## start

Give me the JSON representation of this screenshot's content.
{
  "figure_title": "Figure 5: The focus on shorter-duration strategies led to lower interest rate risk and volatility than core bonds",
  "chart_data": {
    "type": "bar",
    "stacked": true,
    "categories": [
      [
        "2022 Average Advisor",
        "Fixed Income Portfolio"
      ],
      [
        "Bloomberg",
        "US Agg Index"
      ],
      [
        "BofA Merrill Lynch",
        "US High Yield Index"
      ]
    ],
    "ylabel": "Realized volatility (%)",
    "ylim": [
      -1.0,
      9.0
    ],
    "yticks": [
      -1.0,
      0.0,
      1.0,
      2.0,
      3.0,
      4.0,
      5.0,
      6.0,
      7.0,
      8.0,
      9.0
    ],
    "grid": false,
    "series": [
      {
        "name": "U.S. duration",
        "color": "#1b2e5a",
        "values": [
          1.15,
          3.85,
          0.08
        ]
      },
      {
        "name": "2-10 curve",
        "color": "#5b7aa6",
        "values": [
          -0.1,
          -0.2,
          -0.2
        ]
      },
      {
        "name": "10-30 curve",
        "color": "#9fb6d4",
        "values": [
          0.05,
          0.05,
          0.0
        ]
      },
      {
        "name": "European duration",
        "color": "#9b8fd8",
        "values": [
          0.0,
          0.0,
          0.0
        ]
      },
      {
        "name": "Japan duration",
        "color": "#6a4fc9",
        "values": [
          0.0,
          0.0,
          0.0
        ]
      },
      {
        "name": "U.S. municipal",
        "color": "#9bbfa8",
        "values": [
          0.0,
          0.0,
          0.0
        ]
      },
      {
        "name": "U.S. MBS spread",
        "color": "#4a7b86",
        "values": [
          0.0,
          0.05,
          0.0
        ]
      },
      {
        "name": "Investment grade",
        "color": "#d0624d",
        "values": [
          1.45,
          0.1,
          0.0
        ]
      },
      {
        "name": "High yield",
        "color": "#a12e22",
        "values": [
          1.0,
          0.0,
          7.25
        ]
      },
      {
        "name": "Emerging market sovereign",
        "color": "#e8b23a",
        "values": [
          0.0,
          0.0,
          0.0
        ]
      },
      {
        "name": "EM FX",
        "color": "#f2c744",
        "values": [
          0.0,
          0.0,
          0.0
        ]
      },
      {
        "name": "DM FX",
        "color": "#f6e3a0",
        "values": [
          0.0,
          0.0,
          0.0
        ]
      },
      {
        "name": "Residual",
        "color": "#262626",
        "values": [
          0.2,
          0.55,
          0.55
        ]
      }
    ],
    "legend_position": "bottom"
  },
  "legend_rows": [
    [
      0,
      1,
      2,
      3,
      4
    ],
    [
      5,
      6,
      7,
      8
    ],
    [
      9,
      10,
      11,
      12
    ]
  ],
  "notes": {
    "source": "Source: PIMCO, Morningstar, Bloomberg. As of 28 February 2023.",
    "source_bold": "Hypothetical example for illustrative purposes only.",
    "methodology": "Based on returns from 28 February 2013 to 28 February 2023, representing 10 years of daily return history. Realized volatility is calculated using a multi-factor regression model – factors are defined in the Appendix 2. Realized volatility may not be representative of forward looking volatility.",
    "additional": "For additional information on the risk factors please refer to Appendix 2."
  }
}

## end

■ **Your goal**
Repeat the material from above exactly, word for word.

■ **Exercise solution**
Give me the JSON representation of this screenshot's content.
{
  "figure_title": "Figure 5: The focus on shorter-duration strategies led to lower interest rate risk and volatility than core bonds",
  "chart_data": {
    "type": "bar",
    "stacked": true,
    "categories": [
      [
        "2022 Average Advisor",
        "Fixed Income Portfolio"
      ],
      [
        "Bloomberg",
        "US Agg Index"
      ],
      [
        "BofA Merrill Lynch",
        "US High Yield Index"
      ]
    ],
    "ylabel": "Realized volatility (%)",
    "ylim": [
      -1.0,
      9.0
    ],
    "yticks": [
      -1.0,
      0.0,
      1.0,
      2.0,
      3.0,
      4.0,
      5.0,
      6.0,
      7.0,
      8.0,
      9.0
    ],
    "grid": false,
    "series": [
      {
        "name": "U.S. duration",
        "color": "#1b2e5a",
        "values": [
          1.15,
          3.85,
          0.08
        ]
      },
      {
        "name": "2-10 curve",
        "color": "#5b7aa6",
        "values": [
          -0.1,
          -0.2,
          -0.2
        ]
      },
      {
        "name": "10-30 curve",
        "color": "#9fb6d4",
        "values": [
          0.05,
          0.05,
          0.0
        ]
      },
      {
        "name": "European duration",
        "color": "#9b8fd8",
        "values": [
          0.0,
          0.0,
          0.0
        ]
      },
      {
        "name": "Japan duration",
        "color": "#6a4fc9",
        "values": [
          0.0,
          0.0,
          0.0
        ]
      },
      {
        "name": "U.S. municipal",
        "color": "#9bbfa8",
        "values": [
          0.0,
          0.0,
          0.0
        ]
      },
      {
        "name": "U.S. MBS spread",
        "color": "#4a7b86",
        "values": [
          0.0,
          0.05,
          0.0
        ]
      },
      {
        "name": "Investment grade",
        "color": "#d0624d",
        "values": [
          1.45,
          0.1,
          0.0
        ]
      },
      {
        "name": "High yield",
        "color": "#a12e22",
        "values": [
          1.0,
          0.0,
          7.25
        ]
      },
      {
        "name": "Emerging market sovereign",
        "color": "#e8b23a",
        "values": [
          0.0,
          0.0,
          0.0
        ]
      },
      {
        "name": "EM FX",
        "color": "#f2c744",
        "values": [
          0.0,
          0.0,
          0.0
        ]
      },
      {
        "name": "DM FX",
        "color": "#f6e3a0",
        "values": [
          0.0,
          0.0,
          0.0
        ]
      },
      {
        "name": "Residual",
        "color": "#262626",
        "values": [
          0.2,
          0.55,
          0.55
        ]
      }
    ],
    "legend_position": "bottom"
  },
  "legend_rows": [
    [
      0,
      1,
      2,
      3,
      4
    ],
    [
      5,
      6,
      7,
      8
    ],
    [
      9,
      10,
      11,
      12
    ]
  ],
  "notes": {
    "source": "Source: PIMCO, Morningstar, Bloomberg. As of 28 February 2023.",
    "source_bold": "Hypothetical example for illustrative purposes only.",
    "methodology": "Based on returns from 28 February 2013 to 28 February 2023, representing 10 years of daily return history. Realized volatility is calculated using a multi-factor regression model – factors are defined in the Appendix 2. Realized volatility may not be representative of forward looking volatility.",
    "additional": "For additional information on the risk factors please refer to Appendix 2."
  }
}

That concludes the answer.